Set exercise ::
Leaving the pictures aside, transcribe every line below exactly.

Provided records ::
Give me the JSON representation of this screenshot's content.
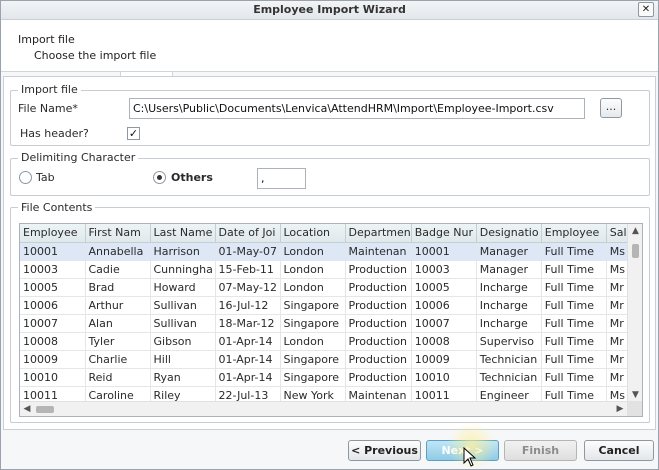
{
  "window": {
    "title": "Employee Import Wizard",
    "close_glyph": "✕"
  },
  "header": {
    "title": "Import file",
    "subtitle": "Choose the import file"
  },
  "import_file": {
    "group_label": "Import file",
    "file_name_label": "File Name*",
    "file_name_value": "C:\\Users\\Public\\Documents\\Lenvica\\AttendHRM\\Import\\Employee-Import.csv",
    "browse_label": "...",
    "has_header_label": "Has header?",
    "has_header_checked": true
  },
  "delimiter": {
    "group_label": "Delimiting Character",
    "tab_label": "Tab",
    "others_label": "Others",
    "selected": "Others",
    "others_value": ","
  },
  "file_contents": {
    "group_label": "File Contents",
    "columns": [
      "Employee",
      "First Nam",
      "Last Name",
      "Date of Joi",
      "Location",
      "Departmen",
      "Badge Nur",
      "Designatio",
      "Employee",
      "Sal"
    ],
    "rows": [
      [
        "10001",
        "Annabella",
        "Harrison",
        "01-May-07",
        "London",
        "Maintenan",
        "10001",
        "Manager",
        "Full Time",
        "Ms"
      ],
      [
        "10003",
        "Cadie",
        "Cunningha",
        "15-Feb-11",
        "London",
        "Production",
        "10003",
        "Manager",
        "Full Time",
        "Ms"
      ],
      [
        "10005",
        "Brad",
        "Howard",
        "07-May-12",
        "London",
        "Production",
        "10005",
        "Incharge",
        "Full Time",
        "Mr"
      ],
      [
        "10006",
        "Arthur",
        "Sullivan",
        "16-Jul-12",
        "Singapore",
        "Production",
        "10006",
        "Incharge",
        "Full Time",
        "Mr"
      ],
      [
        "10007",
        "Alan",
        "Sullivan",
        "18-Mar-12",
        "Singapore",
        "Production",
        "10007",
        "Incharge",
        "Full Time",
        "Mr"
      ],
      [
        "10008",
        "Tyler",
        "Gibson",
        "01-Apr-14",
        "London",
        "Production",
        "10008",
        "Superviso",
        "Full Time",
        "Mr"
      ],
      [
        "10009",
        "Charlie",
        "Hill",
        "01-Apr-14",
        "Singapore",
        "Production",
        "10009",
        "Technician",
        "Full Time",
        "Mr"
      ],
      [
        "10010",
        "Reid",
        "Ryan",
        "01-Apr-14",
        "Singapore",
        "Production",
        "10010",
        "Technician",
        "Full Time",
        "Mr"
      ],
      [
        "10011",
        "Caroline",
        "Riley",
        "22-Jul-13",
        "New York",
        "Maintenan",
        "10011",
        "Engineer",
        "Full Time",
        "Ms"
      ]
    ]
  },
  "buttons": {
    "previous": "< Previous",
    "next": "Next >",
    "finish": "Finish",
    "cancel": "Cancel"
  },
  "colors": {
    "accent": "#8fcbe6",
    "selection": "#dde7f6",
    "border": "#abb2ba"
  }
}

Exercise response ::
Give me the JSON representation of this screenshot's content.
{
  "window": {
    "title": "Employee Import Wizard",
    "close_glyph": "✕"
  },
  "header": {
    "title": "Import file",
    "subtitle": "Choose the import file"
  },
  "import_file": {
    "group_label": "Import file",
    "file_name_label": "File Name*",
    "file_name_value": "C:\\Users\\Public\\Documents\\Lenvica\\AttendHRM\\Import\\Employee-Import.csv",
    "browse_label": "...",
    "has_header_label": "Has header?",
    "has_header_checked": true
  },
  "delimiter": {
    "group_label": "Delimiting Character",
    "tab_label": "Tab",
    "others_label": "Others",
    "selected": "Others",
    "others_value": ","
  },
  "file_contents": {
    "group_label": "File Contents",
    "columns": [
      "Employee",
      "First Nam",
      "Last Name",
      "Date of Joi",
      "Location",
      "Departmen",
      "Badge Nur",
      "Designatio",
      "Employee",
      "Sal"
    ],
    "rows": [
      [
        "10001",
        "Annabella",
        "Harrison",
        "01-May-07",
        "London",
        "Maintenan",
        "10001",
        "Manager",
        "Full Time",
        "Ms"
      ],
      [
        "10003",
        "Cadie",
        "Cunningha",
        "15-Feb-11",
        "London",
        "Production",
        "10003",
        "Manager",
        "Full Time",
        "Ms"
      ],
      [
        "10005",
        "Brad",
        "Howard",
        "07-May-12",
        "London",
        "Production",
        "10005",
        "Incharge",
        "Full Time",
        "Mr"
      ],
      [
        "10006",
        "Arthur",
        "Sullivan",
        "16-Jul-12",
        "Singapore",
        "Production",
        "10006",
        "Incharge",
        "Full Time",
        "Mr"
      ],
      [
        "10007",
        "Alan",
        "Sullivan",
        "18-Mar-12",
        "Singapore",
        "Production",
        "10007",
        "Incharge",
        "Full Time",
        "Mr"
      ],
      [
        "10008",
        "Tyler",
        "Gibson",
        "01-Apr-14",
        "London",
        "Production",
        "10008",
        "Superviso",
        "Full Time",
        "Mr"
      ],
      [
        "10009",
        "Charlie",
        "Hill",
        "01-Apr-14",
        "Singapore",
        "Production",
        "10009",
        "Technician",
        "Full Time",
        "Mr"
      ],
      [
        "10010",
        "Reid",
        "Ryan",
        "01-Apr-14",
        "Singapore",
        "Production",
        "10010",
        "Technician",
        "Full Time",
        "Mr"
      ],
      [
        "10011",
        "Caroline",
        "Riley",
        "22-Jul-13",
        "New York",
        "Maintenan",
        "10011",
        "Engineer",
        "Full Time",
        "Ms"
      ]
    ]
  },
  "buttons": {
    "previous": "< Previous",
    "next": "Next >",
    "finish": "Finish",
    "cancel": "Cancel"
  },
  "colors": {
    "accent": "#8fcbe6",
    "selection": "#dde7f6",
    "border": "#abb2ba"
  }
}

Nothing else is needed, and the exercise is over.